EXERCISE OBJECTIVE
Search the records for the word "Regional" and pick out every line that has it.

++++++++++

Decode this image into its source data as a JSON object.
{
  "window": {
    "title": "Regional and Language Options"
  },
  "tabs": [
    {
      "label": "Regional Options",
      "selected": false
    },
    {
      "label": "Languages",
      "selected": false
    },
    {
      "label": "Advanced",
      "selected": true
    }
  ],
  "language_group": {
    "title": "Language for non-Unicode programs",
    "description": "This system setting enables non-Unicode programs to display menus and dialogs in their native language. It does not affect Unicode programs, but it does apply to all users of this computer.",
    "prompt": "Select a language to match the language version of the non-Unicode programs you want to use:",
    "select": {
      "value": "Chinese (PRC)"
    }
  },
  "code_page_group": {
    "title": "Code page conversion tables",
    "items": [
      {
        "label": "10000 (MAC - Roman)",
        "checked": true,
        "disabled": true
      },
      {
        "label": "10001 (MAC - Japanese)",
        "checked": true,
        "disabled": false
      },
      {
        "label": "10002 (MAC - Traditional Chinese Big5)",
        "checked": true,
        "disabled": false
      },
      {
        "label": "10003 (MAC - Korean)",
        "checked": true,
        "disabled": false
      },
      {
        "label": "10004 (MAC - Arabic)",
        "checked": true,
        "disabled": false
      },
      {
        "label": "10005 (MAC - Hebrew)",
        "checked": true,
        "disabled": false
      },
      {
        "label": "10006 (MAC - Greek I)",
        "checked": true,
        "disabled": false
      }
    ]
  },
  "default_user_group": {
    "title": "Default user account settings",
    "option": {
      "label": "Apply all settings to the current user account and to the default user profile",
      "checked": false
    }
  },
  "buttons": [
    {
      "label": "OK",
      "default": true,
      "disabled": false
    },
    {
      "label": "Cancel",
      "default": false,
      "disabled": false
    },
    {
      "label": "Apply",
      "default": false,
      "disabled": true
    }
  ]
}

++++++++++

EXERCISE ANSWER
    "title": "Regional and Language Options"
      "label": "Regional Options",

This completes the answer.